DATA FOR THIS EXERCISE
______________________________

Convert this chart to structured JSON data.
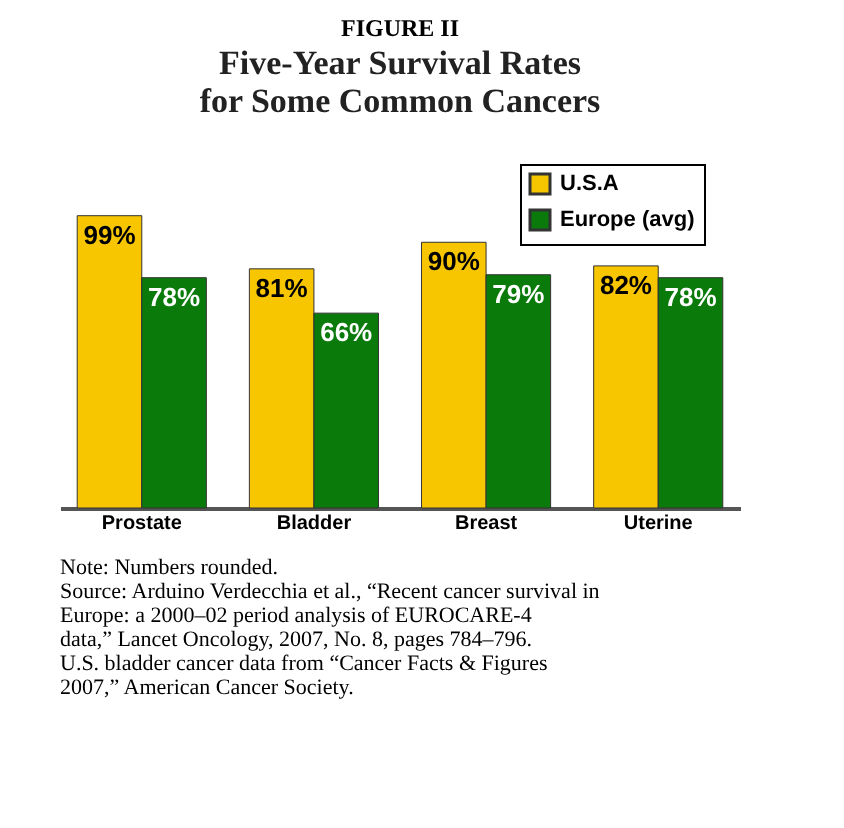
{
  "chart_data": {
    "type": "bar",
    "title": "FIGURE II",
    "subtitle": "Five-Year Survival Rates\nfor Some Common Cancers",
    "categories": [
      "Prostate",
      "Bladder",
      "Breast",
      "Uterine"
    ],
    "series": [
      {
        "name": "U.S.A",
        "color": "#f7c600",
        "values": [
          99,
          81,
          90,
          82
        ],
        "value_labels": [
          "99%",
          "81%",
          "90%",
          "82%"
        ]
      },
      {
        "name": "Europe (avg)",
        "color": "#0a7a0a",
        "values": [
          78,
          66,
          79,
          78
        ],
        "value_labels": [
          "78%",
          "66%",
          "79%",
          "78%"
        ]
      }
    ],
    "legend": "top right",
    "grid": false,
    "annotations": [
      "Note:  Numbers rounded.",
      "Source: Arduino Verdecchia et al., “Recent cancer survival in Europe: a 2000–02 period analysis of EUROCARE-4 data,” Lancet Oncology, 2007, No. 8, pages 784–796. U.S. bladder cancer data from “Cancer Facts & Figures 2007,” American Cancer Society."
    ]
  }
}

______________________________

SHORT PROBLEM
Show every line of the records above that contains the word "Europe".

SOLUTION BELOW
        "name": "Europe (avg)",
      "Source: Arduino Verdecchia et al., “Recent cancer survival in Europe: a 2000–02 period analysis of EUROCARE-4 data,” Lancet Oncology, 2007, No. 8, pages 784–796. U.S. bladder cancer data from “Cancer Facts & Figures 2007,” American Cancer Society."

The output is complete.